THE PROBLEM: Locate the word "droite" in the data below, then copy every line that holds it.

RECORDED INFORMATION:
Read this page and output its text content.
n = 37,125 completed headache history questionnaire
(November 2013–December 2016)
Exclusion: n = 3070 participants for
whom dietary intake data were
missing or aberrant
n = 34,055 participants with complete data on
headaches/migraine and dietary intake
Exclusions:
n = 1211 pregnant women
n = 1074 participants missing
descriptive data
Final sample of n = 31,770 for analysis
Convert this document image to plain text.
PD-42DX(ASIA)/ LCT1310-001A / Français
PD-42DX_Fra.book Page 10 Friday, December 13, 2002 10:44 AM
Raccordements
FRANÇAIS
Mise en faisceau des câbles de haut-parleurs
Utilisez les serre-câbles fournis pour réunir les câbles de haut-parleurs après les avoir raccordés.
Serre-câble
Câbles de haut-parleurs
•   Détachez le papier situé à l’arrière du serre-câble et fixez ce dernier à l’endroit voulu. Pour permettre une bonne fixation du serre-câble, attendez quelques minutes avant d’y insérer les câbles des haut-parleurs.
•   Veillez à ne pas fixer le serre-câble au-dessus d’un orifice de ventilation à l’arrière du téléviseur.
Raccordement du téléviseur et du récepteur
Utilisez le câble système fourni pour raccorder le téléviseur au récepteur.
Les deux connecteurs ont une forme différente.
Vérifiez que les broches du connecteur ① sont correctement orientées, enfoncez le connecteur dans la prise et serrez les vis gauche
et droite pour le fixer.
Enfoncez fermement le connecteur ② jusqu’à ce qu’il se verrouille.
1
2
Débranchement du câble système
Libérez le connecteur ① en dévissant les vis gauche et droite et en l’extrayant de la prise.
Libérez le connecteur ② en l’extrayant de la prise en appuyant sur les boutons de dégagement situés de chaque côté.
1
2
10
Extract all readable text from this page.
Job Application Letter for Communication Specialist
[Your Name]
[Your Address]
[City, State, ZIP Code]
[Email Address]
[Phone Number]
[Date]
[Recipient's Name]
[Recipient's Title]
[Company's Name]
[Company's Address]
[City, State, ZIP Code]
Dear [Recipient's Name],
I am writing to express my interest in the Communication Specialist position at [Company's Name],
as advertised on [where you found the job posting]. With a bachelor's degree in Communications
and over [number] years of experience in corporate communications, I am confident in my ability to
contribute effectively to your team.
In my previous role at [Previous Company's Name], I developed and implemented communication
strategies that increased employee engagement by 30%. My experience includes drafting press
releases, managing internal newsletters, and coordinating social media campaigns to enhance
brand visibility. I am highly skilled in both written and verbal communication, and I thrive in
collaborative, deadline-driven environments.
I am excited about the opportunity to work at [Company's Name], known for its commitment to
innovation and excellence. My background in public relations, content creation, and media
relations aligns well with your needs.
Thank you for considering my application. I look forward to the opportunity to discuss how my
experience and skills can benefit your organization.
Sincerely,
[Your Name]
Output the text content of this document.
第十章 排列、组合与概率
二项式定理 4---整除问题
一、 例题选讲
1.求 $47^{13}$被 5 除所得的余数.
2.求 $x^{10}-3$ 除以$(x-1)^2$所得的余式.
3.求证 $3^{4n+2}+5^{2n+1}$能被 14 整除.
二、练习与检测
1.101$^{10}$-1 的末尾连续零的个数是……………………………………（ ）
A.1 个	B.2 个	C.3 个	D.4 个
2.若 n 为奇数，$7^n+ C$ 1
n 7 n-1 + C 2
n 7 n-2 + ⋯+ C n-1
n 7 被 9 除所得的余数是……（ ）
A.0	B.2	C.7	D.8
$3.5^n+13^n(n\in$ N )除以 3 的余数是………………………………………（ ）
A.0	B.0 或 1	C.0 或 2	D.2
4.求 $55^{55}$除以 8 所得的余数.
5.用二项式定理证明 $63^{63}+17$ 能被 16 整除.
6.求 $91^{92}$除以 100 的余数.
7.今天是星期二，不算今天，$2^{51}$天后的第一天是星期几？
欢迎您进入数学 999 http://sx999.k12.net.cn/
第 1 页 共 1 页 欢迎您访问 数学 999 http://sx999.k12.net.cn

OUTPUT:
et droite pour le fixer.
Libérez le connecteur ① en dévissant les vis gauche et droite et en l’extrayant de la prise.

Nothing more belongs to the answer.